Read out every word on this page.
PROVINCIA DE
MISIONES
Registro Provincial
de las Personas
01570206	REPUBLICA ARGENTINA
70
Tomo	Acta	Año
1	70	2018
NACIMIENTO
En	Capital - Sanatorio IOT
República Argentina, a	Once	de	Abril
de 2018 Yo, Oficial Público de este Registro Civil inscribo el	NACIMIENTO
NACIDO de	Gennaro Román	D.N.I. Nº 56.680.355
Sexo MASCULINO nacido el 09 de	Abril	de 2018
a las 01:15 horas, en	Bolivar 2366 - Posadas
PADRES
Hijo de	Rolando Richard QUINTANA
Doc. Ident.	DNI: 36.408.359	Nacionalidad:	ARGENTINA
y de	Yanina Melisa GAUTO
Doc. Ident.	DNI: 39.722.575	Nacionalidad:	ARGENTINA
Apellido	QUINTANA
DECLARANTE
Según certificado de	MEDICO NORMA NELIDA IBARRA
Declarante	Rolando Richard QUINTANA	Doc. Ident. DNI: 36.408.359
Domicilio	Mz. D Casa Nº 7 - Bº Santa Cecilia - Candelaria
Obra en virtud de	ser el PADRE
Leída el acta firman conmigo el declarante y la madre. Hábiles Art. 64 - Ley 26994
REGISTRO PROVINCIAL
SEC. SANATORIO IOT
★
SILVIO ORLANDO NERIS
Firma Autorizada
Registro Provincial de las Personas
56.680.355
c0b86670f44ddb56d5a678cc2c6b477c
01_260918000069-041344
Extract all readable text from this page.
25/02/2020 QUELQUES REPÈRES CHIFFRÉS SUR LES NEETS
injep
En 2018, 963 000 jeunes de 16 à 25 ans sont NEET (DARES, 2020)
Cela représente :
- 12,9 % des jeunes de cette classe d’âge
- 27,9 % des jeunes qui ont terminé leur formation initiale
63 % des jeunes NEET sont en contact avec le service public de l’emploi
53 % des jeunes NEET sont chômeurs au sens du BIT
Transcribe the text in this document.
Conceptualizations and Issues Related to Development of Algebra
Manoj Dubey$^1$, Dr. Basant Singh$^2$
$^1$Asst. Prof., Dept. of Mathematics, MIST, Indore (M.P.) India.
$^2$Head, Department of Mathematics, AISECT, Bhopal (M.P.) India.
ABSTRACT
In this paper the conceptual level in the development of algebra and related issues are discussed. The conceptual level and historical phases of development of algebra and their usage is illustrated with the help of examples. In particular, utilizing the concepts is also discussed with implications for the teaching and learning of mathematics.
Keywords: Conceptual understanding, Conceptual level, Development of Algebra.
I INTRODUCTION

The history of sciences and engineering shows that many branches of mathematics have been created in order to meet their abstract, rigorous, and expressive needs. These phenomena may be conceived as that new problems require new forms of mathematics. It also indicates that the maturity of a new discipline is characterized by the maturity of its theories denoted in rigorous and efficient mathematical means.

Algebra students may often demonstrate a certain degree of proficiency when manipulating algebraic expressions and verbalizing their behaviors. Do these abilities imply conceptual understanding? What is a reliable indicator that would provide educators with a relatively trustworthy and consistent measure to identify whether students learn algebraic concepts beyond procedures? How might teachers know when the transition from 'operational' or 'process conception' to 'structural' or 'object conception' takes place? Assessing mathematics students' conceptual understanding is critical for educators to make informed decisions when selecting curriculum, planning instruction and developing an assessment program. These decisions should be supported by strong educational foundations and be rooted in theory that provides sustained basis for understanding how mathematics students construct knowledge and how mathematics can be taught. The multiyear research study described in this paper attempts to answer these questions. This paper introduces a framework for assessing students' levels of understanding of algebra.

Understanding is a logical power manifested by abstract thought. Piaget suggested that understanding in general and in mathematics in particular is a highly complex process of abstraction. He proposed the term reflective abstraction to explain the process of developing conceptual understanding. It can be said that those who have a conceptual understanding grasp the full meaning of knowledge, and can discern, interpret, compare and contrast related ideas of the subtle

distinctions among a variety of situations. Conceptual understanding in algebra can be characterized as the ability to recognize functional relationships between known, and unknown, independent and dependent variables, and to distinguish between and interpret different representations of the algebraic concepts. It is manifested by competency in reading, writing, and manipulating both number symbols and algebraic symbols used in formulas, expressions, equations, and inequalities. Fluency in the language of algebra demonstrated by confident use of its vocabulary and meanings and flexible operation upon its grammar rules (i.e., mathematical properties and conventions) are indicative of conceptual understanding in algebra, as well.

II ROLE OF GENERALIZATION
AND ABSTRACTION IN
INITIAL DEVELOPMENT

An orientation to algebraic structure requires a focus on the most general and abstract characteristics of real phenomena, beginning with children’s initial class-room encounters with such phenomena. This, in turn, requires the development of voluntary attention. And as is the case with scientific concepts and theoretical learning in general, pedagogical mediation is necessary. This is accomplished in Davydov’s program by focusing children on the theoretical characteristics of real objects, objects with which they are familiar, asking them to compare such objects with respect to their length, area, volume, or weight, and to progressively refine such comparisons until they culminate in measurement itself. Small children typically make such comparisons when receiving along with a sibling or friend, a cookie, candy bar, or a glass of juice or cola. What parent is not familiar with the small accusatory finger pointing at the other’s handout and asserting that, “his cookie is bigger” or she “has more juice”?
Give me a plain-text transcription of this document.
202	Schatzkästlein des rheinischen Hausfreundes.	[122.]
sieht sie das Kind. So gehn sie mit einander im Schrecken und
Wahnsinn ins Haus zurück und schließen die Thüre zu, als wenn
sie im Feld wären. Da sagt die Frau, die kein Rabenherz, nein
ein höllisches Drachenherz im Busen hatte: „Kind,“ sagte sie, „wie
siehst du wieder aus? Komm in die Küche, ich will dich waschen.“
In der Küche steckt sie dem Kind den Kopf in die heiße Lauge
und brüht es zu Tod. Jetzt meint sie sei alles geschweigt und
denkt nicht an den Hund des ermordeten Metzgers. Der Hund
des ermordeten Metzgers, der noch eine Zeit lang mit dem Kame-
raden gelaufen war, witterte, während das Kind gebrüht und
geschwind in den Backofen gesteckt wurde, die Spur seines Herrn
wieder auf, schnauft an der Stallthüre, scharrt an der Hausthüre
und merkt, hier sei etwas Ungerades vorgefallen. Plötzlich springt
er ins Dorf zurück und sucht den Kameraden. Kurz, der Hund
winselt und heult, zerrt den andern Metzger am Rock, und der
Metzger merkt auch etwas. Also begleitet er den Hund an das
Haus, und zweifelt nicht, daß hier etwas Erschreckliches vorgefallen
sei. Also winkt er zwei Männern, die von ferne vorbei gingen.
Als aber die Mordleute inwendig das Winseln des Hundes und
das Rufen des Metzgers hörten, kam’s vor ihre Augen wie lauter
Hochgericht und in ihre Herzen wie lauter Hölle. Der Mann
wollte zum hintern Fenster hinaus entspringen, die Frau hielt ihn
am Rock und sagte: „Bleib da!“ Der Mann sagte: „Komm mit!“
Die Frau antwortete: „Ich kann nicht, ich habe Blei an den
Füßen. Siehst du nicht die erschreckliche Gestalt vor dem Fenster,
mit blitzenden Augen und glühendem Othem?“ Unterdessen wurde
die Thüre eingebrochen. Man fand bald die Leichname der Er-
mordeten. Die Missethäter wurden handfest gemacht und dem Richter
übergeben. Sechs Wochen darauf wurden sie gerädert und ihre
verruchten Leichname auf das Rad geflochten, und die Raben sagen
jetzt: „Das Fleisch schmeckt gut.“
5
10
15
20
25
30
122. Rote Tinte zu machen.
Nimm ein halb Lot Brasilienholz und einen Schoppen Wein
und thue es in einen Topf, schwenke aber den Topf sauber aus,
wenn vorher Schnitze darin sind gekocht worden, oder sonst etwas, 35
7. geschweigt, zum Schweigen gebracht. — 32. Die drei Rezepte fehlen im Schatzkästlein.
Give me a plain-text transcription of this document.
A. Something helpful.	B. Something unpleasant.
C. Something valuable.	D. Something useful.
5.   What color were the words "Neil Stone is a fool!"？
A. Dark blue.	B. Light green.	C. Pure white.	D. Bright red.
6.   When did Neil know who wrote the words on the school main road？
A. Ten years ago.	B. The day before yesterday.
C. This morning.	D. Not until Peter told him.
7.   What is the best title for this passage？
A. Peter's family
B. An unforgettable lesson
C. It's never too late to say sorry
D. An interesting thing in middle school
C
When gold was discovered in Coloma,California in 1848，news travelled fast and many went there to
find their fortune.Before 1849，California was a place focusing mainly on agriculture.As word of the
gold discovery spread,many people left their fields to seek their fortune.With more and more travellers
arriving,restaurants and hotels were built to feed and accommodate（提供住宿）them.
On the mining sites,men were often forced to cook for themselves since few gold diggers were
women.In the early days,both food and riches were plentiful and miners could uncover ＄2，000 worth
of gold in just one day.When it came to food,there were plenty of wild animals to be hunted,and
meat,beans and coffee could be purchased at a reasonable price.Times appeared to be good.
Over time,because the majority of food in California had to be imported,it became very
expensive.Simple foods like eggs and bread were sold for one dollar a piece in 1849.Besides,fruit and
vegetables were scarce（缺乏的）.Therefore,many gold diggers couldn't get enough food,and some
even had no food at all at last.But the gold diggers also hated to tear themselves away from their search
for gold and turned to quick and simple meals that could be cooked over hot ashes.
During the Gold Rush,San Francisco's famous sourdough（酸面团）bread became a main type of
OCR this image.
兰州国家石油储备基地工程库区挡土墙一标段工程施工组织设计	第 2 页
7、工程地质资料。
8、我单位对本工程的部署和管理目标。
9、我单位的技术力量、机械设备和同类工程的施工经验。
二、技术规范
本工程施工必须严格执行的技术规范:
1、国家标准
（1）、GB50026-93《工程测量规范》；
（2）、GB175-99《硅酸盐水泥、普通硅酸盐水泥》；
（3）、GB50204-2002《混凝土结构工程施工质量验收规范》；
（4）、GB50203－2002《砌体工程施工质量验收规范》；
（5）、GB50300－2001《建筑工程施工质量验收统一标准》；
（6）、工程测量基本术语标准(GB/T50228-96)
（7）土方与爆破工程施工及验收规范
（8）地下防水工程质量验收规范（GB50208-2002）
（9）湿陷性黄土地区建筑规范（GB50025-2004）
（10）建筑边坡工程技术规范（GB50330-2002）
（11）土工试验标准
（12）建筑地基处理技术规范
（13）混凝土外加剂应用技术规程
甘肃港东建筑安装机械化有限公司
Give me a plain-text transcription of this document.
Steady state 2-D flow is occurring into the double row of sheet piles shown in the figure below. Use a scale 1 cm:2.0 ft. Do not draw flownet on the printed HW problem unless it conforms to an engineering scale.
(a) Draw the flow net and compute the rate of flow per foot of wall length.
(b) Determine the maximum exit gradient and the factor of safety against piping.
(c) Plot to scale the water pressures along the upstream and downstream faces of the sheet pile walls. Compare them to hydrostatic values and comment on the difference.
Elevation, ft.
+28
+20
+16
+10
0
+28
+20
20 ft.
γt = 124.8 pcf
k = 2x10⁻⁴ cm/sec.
━━━━━━
WORK TO COMPLETE ▸
State only the count of lines above that hold the string "California".

IN RESPONSE ▸
3